▶ _WHAT IS ASKED_:
Copy out each line of the material below that holds the string "User".

▶ _SUPPLIED ENTRIES_:
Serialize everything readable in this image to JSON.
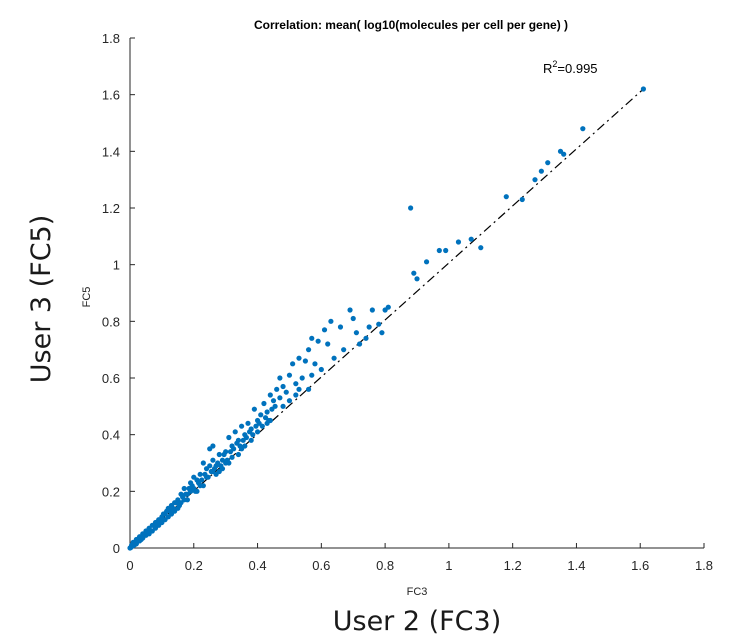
{
  "chart_data": {
    "type": "scatter",
    "title": "Correlation: mean( log10(molecules per cell per gene) )",
    "xlabel": "FC3",
    "ylabel": "FC5",
    "outer_xlabel": "User 2 (FC3)",
    "outer_ylabel": "User 3 (FC5)",
    "xlim": [
      0,
      1.8
    ],
    "ylim": [
      0,
      1.8
    ],
    "xticks": [
      "0",
      "0.2",
      "0.4",
      "0.6",
      "0.8",
      "1",
      "1.2",
      "1.4",
      "1.6",
      "1.8"
    ],
    "yticks": [
      "0",
      "0.2",
      "0.4",
      "0.6",
      "0.8",
      "1",
      "1.2",
      "1.4",
      "1.6",
      "1.8"
    ],
    "annotation": {
      "base": "R",
      "superscript": "2",
      "value": "=0.995"
    },
    "fit_line": {
      "x": [
        0,
        1.61
      ],
      "y": [
        0,
        1.62
      ],
      "style": "dash-dot",
      "color": "#000000"
    },
    "marker_color": "#0072BD",
    "points": [
      [
        1.61,
        1.62
      ],
      [
        1.42,
        1.48
      ],
      [
        1.36,
        1.39
      ],
      [
        1.35,
        1.4
      ],
      [
        1.31,
        1.36
      ],
      [
        1.29,
        1.33
      ],
      [
        1.27,
        1.3
      ],
      [
        1.23,
        1.23
      ],
      [
        1.18,
        1.24
      ],
      [
        1.1,
        1.06
      ],
      [
        1.07,
        1.09
      ],
      [
        1.03,
        1.08
      ],
      [
        0.99,
        1.05
      ],
      [
        0.97,
        1.05
      ],
      [
        0.93,
        1.01
      ],
      [
        0.89,
        0.97
      ],
      [
        0.9,
        0.95
      ],
      [
        0.88,
        1.2
      ],
      [
        0.8,
        0.84
      ],
      [
        0.81,
        0.85
      ],
      [
        0.76,
        0.84
      ],
      [
        0.78,
        0.79
      ],
      [
        0.79,
        0.76
      ],
      [
        0.75,
        0.78
      ],
      [
        0.74,
        0.74
      ],
      [
        0.72,
        0.72
      ],
      [
        0.71,
        0.76
      ],
      [
        0.69,
        0.84
      ],
      [
        0.7,
        0.81
      ],
      [
        0.66,
        0.78
      ],
      [
        0.63,
        0.8
      ],
      [
        0.61,
        0.77
      ],
      [
        0.62,
        0.72
      ],
      [
        0.59,
        0.73
      ],
      [
        0.57,
        0.74
      ],
      [
        0.56,
        0.7
      ],
      [
        0.55,
        0.66
      ],
      [
        0.53,
        0.67
      ],
      [
        0.51,
        0.65
      ],
      [
        0.54,
        0.6
      ],
      [
        0.58,
        0.65
      ],
      [
        0.57,
        0.61
      ],
      [
        0.56,
        0.56
      ],
      [
        0.52,
        0.58
      ],
      [
        0.5,
        0.61
      ],
      [
        0.49,
        0.55
      ],
      [
        0.48,
        0.57
      ],
      [
        0.47,
        0.6
      ],
      [
        0.47,
        0.53
      ],
      [
        0.46,
        0.56
      ],
      [
        0.45,
        0.52
      ],
      [
        0.44,
        0.54
      ],
      [
        0.43,
        0.48
      ],
      [
        0.42,
        0.51
      ],
      [
        0.41,
        0.47
      ],
      [
        0.4,
        0.45
      ],
      [
        0.39,
        0.49
      ],
      [
        0.38,
        0.42
      ],
      [
        0.37,
        0.44
      ],
      [
        0.36,
        0.4
      ],
      [
        0.35,
        0.43
      ],
      [
        0.34,
        0.38
      ],
      [
        0.33,
        0.41
      ],
      [
        0.32,
        0.36
      ],
      [
        0.31,
        0.39
      ],
      [
        0.3,
        0.34
      ],
      [
        0.3,
        0.3
      ],
      [
        0.29,
        0.31
      ],
      [
        0.28,
        0.33
      ],
      [
        0.27,
        0.29
      ],
      [
        0.26,
        0.31
      ],
      [
        0.26,
        0.27
      ],
      [
        0.25,
        0.29
      ],
      [
        0.24,
        0.25
      ],
      [
        0.24,
        0.28
      ],
      [
        0.25,
        0.35
      ],
      [
        0.26,
        0.36
      ],
      [
        0.23,
        0.3
      ],
      [
        0.22,
        0.22
      ],
      [
        0.22,
        0.26
      ],
      [
        0.21,
        0.24
      ],
      [
        0.2,
        0.21
      ],
      [
        0.2,
        0.25
      ],
      [
        0.19,
        0.2
      ],
      [
        0.19,
        0.23
      ],
      [
        0.18,
        0.19
      ],
      [
        0.17,
        0.21
      ],
      [
        0.17,
        0.17
      ],
      [
        0.16,
        0.19
      ],
      [
        0.16,
        0.16
      ],
      [
        0.15,
        0.17
      ],
      [
        0.15,
        0.14
      ],
      [
        0.14,
        0.16
      ],
      [
        0.14,
        0.13
      ],
      [
        0.13,
        0.15
      ],
      [
        0.13,
        0.12
      ],
      [
        0.12,
        0.14
      ],
      [
        0.12,
        0.11
      ],
      [
        0.11,
        0.12
      ],
      [
        0.11,
        0.1
      ],
      [
        0.1,
        0.11
      ],
      [
        0.1,
        0.09
      ],
      [
        0.09,
        0.1
      ],
      [
        0.09,
        0.08
      ],
      [
        0.08,
        0.09
      ],
      [
        0.08,
        0.07
      ],
      [
        0.07,
        0.08
      ],
      [
        0.07,
        0.06
      ],
      [
        0.06,
        0.07
      ],
      [
        0.06,
        0.05
      ],
      [
        0.05,
        0.06
      ],
      [
        0.05,
        0.045
      ],
      [
        0.04,
        0.05
      ],
      [
        0.04,
        0.035
      ],
      [
        0.03,
        0.04
      ],
      [
        0.03,
        0.025
      ],
      [
        0.02,
        0.03
      ],
      [
        0.02,
        0.015
      ],
      [
        0.01,
        0.02
      ],
      [
        0.01,
        0.008
      ],
      [
        0.005,
        0.01
      ],
      [
        0.003,
        0.002
      ],
      [
        0.0,
        0.0
      ],
      [
        0.015,
        0.012
      ],
      [
        0.025,
        0.03
      ],
      [
        0.035,
        0.03
      ],
      [
        0.045,
        0.05
      ],
      [
        0.055,
        0.06
      ],
      [
        0.065,
        0.06
      ],
      [
        0.075,
        0.08
      ],
      [
        0.085,
        0.09
      ],
      [
        0.095,
        0.1
      ],
      [
        0.105,
        0.12
      ],
      [
        0.115,
        0.13
      ],
      [
        0.125,
        0.13
      ],
      [
        0.135,
        0.14
      ],
      [
        0.145,
        0.16
      ],
      [
        0.155,
        0.15
      ],
      [
        0.165,
        0.18
      ],
      [
        0.175,
        0.19
      ],
      [
        0.185,
        0.21
      ],
      [
        0.195,
        0.22
      ],
      [
        0.205,
        0.2
      ],
      [
        0.215,
        0.23
      ],
      [
        0.225,
        0.24
      ],
      [
        0.235,
        0.26
      ],
      [
        0.245,
        0.25
      ],
      [
        0.255,
        0.27
      ],
      [
        0.265,
        0.28
      ],
      [
        0.275,
        0.3
      ],
      [
        0.285,
        0.29
      ],
      [
        0.295,
        0.33
      ],
      [
        0.305,
        0.31
      ],
      [
        0.315,
        0.34
      ],
      [
        0.325,
        0.35
      ],
      [
        0.335,
        0.37
      ],
      [
        0.345,
        0.36
      ],
      [
        0.355,
        0.38
      ],
      [
        0.365,
        0.39
      ],
      [
        0.375,
        0.41
      ],
      [
        0.385,
        0.4
      ],
      [
        0.395,
        0.43
      ],
      [
        0.405,
        0.44
      ],
      [
        0.415,
        0.43
      ],
      [
        0.425,
        0.46
      ],
      [
        0.435,
        0.45
      ],
      [
        0.445,
        0.49
      ],
      [
        0.455,
        0.5
      ],
      [
        0.32,
        0.32
      ],
      [
        0.35,
        0.35
      ],
      [
        0.28,
        0.27
      ],
      [
        0.21,
        0.2
      ],
      [
        0.18,
        0.17
      ],
      [
        0.27,
        0.26
      ],
      [
        0.23,
        0.22
      ],
      [
        0.31,
        0.3
      ],
      [
        0.36,
        0.36
      ],
      [
        0.4,
        0.41
      ],
      [
        0.44,
        0.45
      ],
      [
        0.48,
        0.5
      ],
      [
        0.52,
        0.54
      ],
      [
        0.6,
        0.63
      ],
      [
        0.64,
        0.67
      ],
      [
        0.67,
        0.7
      ],
      [
        0.5,
        0.52
      ],
      [
        0.43,
        0.44
      ],
      [
        0.53,
        0.56
      ],
      [
        0.34,
        0.33
      ],
      [
        0.38,
        0.38
      ],
      [
        0.29,
        0.28
      ]
    ]
  }
}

▶ _WRITTEN RESPONSE_:
    "outer_xlabel": "User 2 (FC3)",
    "outer_ylabel": "User 3 (FC5)",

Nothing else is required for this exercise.